* [WORK TO DO]: The line containing "Serialize everything readable" and every line after it, through the last, are to be extracted exactly; no other lines belong in the answer.

* [DATA IN THIS EXERCISE]:
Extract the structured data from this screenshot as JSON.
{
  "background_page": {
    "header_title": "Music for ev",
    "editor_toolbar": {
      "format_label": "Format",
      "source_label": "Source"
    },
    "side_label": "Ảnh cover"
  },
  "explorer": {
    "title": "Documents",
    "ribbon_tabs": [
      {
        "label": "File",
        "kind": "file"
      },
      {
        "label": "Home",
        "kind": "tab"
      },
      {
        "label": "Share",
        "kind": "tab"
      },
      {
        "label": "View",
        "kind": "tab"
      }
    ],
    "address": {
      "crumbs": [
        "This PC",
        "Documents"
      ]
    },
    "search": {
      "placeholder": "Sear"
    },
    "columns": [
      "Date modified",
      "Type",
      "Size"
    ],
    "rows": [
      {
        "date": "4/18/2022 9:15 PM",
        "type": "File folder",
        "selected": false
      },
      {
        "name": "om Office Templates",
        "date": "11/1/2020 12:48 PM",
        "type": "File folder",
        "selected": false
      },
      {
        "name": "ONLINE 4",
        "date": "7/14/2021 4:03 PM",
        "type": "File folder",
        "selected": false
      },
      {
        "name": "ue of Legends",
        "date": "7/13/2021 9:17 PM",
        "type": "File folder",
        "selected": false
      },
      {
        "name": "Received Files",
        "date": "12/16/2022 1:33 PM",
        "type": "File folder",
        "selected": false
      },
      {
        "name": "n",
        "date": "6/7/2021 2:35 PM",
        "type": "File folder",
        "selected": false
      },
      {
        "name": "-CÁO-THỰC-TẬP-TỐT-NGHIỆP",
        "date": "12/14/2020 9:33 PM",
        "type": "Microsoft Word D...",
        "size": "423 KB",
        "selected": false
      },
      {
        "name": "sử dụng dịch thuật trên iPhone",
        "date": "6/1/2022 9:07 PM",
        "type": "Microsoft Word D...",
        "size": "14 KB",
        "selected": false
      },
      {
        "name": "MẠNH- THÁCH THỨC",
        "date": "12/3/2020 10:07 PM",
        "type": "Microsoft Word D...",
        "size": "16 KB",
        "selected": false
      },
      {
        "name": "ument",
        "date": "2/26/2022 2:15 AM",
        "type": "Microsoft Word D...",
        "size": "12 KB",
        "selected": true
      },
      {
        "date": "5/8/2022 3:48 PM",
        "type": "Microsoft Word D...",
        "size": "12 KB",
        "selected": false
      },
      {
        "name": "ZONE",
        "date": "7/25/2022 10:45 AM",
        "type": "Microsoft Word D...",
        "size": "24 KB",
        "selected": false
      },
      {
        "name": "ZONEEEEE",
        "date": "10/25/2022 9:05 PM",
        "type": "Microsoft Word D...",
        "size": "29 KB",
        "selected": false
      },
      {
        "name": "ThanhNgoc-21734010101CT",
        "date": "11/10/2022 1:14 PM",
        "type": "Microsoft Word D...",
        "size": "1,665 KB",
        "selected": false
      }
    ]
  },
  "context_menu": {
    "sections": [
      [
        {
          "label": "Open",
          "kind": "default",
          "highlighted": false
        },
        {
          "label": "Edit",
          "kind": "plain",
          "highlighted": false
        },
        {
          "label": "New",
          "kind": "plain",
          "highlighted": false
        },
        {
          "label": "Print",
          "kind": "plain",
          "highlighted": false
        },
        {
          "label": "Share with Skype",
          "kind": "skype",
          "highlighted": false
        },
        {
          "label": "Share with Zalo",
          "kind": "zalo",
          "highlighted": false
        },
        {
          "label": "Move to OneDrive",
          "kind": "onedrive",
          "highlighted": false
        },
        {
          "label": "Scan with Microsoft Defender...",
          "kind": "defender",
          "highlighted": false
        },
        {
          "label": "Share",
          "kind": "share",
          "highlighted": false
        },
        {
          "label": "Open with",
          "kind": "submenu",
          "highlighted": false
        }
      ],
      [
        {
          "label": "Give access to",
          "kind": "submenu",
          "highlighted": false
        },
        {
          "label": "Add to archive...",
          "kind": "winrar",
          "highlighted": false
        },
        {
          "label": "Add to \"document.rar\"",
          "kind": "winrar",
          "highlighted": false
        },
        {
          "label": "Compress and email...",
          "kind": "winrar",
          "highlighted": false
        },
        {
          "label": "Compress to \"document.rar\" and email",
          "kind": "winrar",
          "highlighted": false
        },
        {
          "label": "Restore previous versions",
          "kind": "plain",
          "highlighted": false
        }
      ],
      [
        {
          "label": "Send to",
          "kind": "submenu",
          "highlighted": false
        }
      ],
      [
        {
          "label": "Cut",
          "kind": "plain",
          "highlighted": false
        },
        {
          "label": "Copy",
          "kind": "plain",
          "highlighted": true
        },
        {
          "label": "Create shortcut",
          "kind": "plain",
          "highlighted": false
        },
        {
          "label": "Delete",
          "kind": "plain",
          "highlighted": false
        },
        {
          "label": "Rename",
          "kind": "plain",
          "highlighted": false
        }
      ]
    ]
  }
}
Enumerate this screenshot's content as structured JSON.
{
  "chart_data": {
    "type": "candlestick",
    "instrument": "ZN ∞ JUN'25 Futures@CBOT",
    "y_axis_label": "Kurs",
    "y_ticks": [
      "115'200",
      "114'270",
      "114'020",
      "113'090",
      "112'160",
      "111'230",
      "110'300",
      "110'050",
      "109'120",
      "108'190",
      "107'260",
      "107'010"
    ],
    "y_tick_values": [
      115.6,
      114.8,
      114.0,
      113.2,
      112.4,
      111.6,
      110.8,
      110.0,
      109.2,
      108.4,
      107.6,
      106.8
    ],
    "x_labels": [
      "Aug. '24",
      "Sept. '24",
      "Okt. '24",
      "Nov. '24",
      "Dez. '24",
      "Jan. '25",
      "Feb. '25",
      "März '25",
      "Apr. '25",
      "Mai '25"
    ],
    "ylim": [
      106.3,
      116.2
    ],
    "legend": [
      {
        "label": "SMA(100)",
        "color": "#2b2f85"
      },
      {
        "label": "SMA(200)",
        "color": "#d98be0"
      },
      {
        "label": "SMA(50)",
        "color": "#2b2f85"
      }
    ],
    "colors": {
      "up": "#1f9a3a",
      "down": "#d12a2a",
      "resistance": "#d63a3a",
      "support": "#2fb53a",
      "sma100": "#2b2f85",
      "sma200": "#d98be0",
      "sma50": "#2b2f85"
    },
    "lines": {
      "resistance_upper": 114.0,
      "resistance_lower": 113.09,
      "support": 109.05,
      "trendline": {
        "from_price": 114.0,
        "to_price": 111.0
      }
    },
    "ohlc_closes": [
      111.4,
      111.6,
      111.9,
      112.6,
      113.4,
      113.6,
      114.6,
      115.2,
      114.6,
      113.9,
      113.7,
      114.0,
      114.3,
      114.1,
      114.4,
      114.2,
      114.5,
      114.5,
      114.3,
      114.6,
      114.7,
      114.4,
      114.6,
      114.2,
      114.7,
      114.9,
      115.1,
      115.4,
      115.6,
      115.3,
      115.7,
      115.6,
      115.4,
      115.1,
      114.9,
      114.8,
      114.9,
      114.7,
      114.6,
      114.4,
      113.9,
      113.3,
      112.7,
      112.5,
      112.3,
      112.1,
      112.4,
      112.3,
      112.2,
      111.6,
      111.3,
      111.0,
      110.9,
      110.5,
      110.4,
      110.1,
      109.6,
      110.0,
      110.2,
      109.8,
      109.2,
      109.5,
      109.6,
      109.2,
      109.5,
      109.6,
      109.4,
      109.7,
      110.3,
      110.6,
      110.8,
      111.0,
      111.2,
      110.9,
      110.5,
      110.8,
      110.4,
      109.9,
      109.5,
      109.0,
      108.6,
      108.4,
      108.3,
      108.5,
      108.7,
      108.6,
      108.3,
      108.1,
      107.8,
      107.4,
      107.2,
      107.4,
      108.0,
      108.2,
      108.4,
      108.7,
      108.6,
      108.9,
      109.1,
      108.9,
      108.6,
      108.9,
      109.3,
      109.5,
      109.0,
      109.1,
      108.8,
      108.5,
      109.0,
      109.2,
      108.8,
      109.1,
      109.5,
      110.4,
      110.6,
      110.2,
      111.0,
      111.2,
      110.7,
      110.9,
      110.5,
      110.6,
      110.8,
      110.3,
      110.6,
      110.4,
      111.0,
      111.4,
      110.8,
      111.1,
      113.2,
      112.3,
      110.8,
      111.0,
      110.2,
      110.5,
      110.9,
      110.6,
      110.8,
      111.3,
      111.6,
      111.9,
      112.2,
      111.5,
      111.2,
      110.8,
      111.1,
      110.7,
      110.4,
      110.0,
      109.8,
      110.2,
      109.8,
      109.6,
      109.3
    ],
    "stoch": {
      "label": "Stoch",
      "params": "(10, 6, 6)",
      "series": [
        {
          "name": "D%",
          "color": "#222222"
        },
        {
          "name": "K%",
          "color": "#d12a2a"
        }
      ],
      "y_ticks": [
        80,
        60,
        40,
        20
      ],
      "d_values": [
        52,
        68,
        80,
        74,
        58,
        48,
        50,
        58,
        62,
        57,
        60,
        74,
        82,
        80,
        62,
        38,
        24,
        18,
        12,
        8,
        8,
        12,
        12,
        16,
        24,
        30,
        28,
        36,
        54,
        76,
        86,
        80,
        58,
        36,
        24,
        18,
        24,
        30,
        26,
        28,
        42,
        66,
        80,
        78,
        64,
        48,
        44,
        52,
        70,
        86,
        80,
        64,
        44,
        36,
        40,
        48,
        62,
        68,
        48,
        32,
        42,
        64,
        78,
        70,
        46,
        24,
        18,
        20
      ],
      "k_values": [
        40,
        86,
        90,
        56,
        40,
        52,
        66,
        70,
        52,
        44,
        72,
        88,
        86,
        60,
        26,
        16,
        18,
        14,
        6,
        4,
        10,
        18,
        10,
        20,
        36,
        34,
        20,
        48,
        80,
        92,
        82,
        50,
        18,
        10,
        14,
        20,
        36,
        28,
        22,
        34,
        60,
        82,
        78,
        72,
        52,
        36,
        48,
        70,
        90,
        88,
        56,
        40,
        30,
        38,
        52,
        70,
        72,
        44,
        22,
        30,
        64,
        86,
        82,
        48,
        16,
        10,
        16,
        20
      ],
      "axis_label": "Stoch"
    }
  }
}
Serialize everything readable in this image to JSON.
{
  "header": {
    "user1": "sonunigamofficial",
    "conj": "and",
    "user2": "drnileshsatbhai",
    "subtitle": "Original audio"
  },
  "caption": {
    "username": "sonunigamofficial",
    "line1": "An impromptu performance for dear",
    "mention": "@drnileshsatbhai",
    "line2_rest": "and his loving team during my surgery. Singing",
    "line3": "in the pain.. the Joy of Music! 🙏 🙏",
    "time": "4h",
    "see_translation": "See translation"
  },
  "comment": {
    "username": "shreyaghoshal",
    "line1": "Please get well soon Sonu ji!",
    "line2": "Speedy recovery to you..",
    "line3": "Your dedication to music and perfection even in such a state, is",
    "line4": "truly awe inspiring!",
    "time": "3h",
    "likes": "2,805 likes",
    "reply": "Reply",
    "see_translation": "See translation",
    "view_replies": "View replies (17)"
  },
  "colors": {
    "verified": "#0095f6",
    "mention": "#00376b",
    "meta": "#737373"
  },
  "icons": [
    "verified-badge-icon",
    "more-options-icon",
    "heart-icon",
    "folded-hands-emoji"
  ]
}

* [ANSWER TO THE EXERCISE]:
Serialize everything readable in this image to JSON.
{
  "header": {
    "user1": "sonunigamofficial",
    "conj": "and",
    "user2": "drnileshsatbhai",
    "subtitle": "Original audio"
  },
  "caption": {
    "username": "sonunigamofficial",
    "line1": "An impromptu performance for dear",
    "mention": "@drnileshsatbhai",
    "line2_rest": "and his loving team during my surgery. Singing",
    "line3": "in the pain.. the Joy of Music! 🙏 🙏",
    "time": "4h",
    "see_translation": "See translation"
  },
  "comment": {
    "username": "shreyaghoshal",
    "line1": "Please get well soon Sonu ji!",
    "line2": "Speedy recovery to you..",
    "line3": "Your dedication to music and perfection even in such a state, is",
    "line4": "truly awe inspiring!",
    "time": "3h",
    "likes": "2,805 likes",
    "reply": "Reply",
    "see_translation": "See translation",
    "view_replies": "View replies (17)"
  },
  "colors": {
    "verified": "#0095f6",
    "mention": "#00376b",
    "meta": "#737373"
  },
  "icons": [
    "verified-badge-icon",
    "more-options-icon",
    "heart-icon",
    "folded-hands-emoji"
  ]
}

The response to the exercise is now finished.